**EXERCISE DIRECTIONS:** Extract each line bearing the word "level".

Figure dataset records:
------------------------------------------------------------------------
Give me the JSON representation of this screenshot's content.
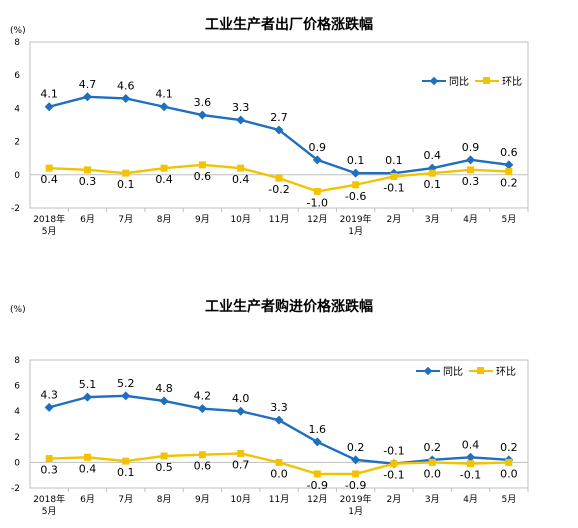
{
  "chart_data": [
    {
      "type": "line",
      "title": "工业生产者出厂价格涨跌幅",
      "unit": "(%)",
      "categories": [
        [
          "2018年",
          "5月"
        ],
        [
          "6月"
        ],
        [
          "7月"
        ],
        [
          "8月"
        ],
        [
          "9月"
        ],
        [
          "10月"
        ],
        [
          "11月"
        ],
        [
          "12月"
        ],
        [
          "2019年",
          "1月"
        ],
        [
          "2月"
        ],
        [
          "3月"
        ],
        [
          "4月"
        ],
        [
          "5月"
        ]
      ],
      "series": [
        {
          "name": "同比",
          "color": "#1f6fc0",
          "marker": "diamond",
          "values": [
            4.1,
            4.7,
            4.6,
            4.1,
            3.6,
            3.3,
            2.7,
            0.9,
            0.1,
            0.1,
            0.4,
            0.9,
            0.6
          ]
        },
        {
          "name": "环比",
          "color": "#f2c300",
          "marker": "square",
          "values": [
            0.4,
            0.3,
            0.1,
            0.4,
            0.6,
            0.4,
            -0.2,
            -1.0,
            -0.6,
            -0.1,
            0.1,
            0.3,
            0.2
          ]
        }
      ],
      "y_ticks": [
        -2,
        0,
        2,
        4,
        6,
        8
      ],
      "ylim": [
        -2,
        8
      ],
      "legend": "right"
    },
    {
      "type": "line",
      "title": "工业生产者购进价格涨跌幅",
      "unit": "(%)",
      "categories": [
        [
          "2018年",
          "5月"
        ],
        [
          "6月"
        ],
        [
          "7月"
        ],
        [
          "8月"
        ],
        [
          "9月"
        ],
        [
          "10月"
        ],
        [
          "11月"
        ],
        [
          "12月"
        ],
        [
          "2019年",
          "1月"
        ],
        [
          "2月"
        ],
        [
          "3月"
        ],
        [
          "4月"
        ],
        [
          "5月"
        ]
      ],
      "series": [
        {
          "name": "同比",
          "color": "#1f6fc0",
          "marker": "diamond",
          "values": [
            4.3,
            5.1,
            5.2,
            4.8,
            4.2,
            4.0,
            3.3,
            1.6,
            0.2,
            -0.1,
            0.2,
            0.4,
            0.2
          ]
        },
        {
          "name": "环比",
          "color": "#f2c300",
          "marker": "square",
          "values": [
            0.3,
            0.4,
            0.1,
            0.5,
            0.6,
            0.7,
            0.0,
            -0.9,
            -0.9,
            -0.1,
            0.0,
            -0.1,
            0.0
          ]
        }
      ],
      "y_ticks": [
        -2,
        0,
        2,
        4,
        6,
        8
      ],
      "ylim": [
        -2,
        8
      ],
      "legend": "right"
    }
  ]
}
------------------------------------------------------------------------
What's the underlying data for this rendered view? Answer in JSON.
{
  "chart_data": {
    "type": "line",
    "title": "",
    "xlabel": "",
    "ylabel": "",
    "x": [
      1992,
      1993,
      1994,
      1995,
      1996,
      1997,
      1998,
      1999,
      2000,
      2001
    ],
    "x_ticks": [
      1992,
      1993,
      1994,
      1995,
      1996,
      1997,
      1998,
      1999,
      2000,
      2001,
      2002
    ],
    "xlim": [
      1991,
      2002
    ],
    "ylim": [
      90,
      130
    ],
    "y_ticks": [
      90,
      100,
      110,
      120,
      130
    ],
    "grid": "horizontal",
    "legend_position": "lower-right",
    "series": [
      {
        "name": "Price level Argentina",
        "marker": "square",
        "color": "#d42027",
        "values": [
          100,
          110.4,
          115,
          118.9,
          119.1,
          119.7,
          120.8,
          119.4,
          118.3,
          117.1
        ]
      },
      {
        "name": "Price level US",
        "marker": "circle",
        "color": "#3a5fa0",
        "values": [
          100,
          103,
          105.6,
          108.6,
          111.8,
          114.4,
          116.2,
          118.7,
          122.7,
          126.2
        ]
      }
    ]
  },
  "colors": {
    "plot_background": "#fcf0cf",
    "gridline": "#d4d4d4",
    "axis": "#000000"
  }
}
------------------------------------------------------------------------
**SOLVED PROBLEM:**
        "name": "Price level Argentina",
        "name": "Price level US",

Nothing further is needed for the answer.